[Stored records]
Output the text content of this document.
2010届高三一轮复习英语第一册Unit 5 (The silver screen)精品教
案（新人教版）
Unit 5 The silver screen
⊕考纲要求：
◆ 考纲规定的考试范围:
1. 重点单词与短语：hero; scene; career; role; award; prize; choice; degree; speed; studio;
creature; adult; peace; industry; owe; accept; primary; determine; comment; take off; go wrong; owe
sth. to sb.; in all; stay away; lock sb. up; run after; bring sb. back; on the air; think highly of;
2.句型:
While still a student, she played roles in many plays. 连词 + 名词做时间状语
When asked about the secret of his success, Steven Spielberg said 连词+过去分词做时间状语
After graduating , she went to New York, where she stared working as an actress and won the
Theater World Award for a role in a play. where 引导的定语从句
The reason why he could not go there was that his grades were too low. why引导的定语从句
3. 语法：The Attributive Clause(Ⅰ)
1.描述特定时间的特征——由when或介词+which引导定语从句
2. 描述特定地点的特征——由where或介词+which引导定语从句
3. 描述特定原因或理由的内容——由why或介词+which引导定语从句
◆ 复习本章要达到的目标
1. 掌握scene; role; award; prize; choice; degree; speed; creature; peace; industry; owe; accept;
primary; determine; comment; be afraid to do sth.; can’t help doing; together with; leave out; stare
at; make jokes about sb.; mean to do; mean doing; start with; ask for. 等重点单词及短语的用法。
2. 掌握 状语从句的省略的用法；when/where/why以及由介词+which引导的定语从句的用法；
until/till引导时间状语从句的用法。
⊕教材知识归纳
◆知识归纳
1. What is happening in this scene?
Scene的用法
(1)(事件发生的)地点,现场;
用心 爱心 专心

◆ **Aim**
All of the data needs to be reproduced exactly, with no line missing.

◆ **Complete response**
Output the text content of this document.
2010届高三一轮复习英语第一册Unit 5 (The silver screen)精品教
案（新人教版）
Unit 5 The silver screen
⊕考纲要求：
◆ 考纲规定的考试范围:
1. 重点单词与短语：hero; scene; career; role; award; prize; choice; degree; speed; studio;
creature; adult; peace; industry; owe; accept; primary; determine; comment; take off; go wrong; owe
sth. to sb.; in all; stay away; lock sb. up; run after; bring sb. back; on the air; think highly of;
2.句型:
While still a student, she played roles in many plays. 连词 + 名词做时间状语
When asked about the secret of his success, Steven Spielberg said 连词+过去分词做时间状语
After graduating , she went to New York, where she stared working as an actress and won the
Theater World Award for a role in a play. where 引导的定语从句
The reason why he could not go there was that his grades were too low. why引导的定语从句
3. 语法：The Attributive Clause(Ⅰ)
1.描述特定时间的特征——由when或介词+which引导定语从句
2. 描述特定地点的特征——由where或介词+which引导定语从句
3. 描述特定原因或理由的内容——由why或介词+which引导定语从句
◆ 复习本章要达到的目标
1. 掌握scene; role; award; prize; choice; degree; speed; creature; peace; industry; owe; accept;
primary; determine; comment; be afraid to do sth.; can’t help doing; together with; leave out; stare
at; make jokes about sb.; mean to do; mean doing; start with; ask for. 等重点单词及短语的用法。
2. 掌握 状语从句的省略的用法；when/where/why以及由介词+which引导的定语从句的用法；
until/till引导时间状语从句的用法。
⊕教材知识归纳
◆知识归纳
1. What is happening in this scene?
Scene的用法
(1)(事件发生的)地点,现场;
用心 爱心 专心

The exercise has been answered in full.